REQUIREMENTS: Take every line that has the string "Robert" and copy it out.

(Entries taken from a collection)
Begin
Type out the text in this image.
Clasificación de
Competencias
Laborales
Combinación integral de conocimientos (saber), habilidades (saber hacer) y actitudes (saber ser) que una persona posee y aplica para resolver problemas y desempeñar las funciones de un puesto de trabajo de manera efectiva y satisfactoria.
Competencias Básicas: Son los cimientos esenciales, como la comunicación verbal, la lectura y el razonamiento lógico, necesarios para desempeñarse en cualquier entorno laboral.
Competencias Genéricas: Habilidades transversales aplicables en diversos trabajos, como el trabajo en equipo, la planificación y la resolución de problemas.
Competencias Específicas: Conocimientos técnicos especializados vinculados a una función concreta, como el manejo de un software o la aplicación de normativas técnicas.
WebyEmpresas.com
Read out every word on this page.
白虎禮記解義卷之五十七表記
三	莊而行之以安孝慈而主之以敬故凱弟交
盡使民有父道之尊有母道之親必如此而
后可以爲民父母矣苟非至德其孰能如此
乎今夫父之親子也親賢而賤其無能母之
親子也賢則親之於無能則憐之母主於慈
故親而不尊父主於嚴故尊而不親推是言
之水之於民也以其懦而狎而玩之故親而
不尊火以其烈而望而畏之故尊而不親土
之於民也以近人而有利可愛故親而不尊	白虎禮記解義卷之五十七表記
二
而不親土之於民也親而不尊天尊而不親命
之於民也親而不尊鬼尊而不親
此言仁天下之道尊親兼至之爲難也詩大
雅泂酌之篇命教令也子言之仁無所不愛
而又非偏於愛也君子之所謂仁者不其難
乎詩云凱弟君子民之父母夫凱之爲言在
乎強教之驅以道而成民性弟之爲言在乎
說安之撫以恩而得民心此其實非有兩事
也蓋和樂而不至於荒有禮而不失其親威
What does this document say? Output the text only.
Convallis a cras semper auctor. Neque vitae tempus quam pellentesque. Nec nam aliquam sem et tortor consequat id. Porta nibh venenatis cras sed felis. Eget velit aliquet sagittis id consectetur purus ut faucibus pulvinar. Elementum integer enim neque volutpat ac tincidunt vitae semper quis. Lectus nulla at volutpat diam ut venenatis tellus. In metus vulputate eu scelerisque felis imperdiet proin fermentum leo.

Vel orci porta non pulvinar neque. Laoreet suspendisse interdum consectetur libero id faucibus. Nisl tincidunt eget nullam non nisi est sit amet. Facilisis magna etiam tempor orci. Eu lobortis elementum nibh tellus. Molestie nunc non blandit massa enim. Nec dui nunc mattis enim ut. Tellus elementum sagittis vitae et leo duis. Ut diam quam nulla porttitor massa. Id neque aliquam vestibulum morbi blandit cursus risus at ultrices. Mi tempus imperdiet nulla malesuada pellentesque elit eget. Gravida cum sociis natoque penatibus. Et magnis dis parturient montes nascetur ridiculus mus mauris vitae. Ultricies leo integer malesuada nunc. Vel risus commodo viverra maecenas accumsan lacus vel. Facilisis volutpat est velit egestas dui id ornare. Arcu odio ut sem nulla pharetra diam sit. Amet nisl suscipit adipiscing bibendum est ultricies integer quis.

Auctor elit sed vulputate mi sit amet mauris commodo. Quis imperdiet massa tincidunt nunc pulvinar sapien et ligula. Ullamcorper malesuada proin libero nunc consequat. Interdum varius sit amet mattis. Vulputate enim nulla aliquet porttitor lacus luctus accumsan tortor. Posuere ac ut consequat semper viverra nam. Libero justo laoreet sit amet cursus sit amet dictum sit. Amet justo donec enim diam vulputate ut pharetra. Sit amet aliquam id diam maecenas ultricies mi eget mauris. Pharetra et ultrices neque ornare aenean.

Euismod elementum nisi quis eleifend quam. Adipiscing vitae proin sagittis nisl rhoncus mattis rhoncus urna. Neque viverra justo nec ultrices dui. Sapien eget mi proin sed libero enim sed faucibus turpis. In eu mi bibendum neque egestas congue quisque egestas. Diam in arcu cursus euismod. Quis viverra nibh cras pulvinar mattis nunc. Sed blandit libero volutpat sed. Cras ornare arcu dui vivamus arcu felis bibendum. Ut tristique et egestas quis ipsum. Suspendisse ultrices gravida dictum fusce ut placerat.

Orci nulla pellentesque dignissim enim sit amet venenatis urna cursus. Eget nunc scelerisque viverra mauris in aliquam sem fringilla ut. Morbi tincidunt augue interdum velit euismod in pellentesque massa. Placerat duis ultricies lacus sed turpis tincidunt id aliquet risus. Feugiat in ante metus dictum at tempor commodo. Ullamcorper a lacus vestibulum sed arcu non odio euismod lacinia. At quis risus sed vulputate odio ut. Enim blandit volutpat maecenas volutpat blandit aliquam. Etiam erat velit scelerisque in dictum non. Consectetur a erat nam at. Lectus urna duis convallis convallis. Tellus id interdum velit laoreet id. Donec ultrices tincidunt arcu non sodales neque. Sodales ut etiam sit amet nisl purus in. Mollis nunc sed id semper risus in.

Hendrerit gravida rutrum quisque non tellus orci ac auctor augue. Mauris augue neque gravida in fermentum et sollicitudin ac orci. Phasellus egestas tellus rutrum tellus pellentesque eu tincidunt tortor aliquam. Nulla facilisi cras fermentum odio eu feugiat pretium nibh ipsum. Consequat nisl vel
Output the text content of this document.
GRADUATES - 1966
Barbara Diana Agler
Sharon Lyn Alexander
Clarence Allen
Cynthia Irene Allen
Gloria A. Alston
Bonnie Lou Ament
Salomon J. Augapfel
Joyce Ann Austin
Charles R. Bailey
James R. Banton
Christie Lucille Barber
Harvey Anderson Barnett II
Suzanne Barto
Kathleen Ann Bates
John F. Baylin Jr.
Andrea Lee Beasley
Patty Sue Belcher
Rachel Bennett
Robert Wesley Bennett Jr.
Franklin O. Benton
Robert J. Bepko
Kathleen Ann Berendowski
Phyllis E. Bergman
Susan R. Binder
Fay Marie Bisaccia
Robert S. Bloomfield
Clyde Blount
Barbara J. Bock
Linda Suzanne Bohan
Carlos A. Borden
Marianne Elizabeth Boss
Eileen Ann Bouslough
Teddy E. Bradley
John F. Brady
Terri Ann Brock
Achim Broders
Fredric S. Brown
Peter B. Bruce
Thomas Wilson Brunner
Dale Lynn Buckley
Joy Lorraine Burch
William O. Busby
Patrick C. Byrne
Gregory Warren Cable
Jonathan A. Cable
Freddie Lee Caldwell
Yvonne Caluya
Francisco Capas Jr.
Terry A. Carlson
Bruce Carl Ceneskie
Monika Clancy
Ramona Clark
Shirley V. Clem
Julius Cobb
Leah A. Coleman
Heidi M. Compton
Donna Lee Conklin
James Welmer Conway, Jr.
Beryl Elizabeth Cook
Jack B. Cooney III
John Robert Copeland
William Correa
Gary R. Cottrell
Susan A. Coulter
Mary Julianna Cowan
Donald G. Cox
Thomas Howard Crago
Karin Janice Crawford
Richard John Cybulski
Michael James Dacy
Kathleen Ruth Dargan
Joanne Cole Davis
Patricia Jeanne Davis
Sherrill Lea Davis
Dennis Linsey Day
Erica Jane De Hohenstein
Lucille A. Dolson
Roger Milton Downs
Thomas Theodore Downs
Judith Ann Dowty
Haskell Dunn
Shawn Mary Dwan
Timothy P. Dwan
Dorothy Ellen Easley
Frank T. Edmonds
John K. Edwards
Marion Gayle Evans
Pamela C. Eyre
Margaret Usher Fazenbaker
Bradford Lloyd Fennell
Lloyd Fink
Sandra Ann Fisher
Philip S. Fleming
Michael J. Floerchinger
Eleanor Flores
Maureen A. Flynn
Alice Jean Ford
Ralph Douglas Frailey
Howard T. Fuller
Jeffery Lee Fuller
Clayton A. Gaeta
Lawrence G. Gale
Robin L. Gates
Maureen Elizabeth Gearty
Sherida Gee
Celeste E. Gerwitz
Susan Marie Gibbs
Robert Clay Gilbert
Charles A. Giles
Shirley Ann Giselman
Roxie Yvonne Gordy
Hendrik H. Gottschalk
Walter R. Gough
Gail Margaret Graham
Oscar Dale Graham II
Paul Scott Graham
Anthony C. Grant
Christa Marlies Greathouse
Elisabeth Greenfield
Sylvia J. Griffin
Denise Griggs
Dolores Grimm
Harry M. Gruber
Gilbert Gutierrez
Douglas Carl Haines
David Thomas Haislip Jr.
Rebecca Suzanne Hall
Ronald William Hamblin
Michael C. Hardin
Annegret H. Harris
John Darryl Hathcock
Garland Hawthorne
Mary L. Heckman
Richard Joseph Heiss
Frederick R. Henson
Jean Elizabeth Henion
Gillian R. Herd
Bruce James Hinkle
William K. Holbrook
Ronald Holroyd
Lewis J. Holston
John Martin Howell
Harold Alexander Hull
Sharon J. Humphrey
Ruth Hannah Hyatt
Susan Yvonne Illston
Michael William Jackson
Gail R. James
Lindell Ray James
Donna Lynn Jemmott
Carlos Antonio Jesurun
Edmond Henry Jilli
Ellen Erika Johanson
End
SOLUTION:
Robert Wesley Bennett Jr.
Robert J. Bepko
Robert S. Bloomfield
John Robert Copeland
Robert Clay Gilbert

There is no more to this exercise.